### Input material
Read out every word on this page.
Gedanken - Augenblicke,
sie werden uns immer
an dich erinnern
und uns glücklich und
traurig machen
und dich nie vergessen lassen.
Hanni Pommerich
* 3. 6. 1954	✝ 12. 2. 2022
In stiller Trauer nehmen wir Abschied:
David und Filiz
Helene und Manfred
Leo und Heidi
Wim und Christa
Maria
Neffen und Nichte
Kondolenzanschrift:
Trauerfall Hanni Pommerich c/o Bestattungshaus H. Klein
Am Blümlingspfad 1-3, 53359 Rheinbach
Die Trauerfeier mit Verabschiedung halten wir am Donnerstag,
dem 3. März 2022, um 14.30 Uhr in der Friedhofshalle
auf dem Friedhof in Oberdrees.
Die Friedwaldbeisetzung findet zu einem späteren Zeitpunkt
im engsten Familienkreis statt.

### Description of the task
Copy all of the data. Keep every word exactly as it is.

### Task answer
Read out every word on this page.
Gedanken - Augenblicke,
sie werden uns immer
an dich erinnern
und uns glücklich und
traurig machen
und dich nie vergessen lassen.
Hanni Pommerich
* 3. 6. 1954	✝ 12. 2. 2022
In stiller Trauer nehmen wir Abschied:
David und Filiz
Helene und Manfred
Leo und Heidi
Wim und Christa
Maria
Neffen und Nichte
Kondolenzanschrift:
Trauerfall Hanni Pommerich c/o Bestattungshaus H. Klein
Am Blümlingspfad 1-3, 53359 Rheinbach
Die Trauerfeier mit Verabschiedung halten wir am Donnerstag,
dem 3. März 2022, um 14.30 Uhr in der Friedhofshalle
auf dem Friedhof in Oberdrees.
Die Friedwaldbeisetzung findet zu einem späteren Zeitpunkt
im engsten Familienkreis statt.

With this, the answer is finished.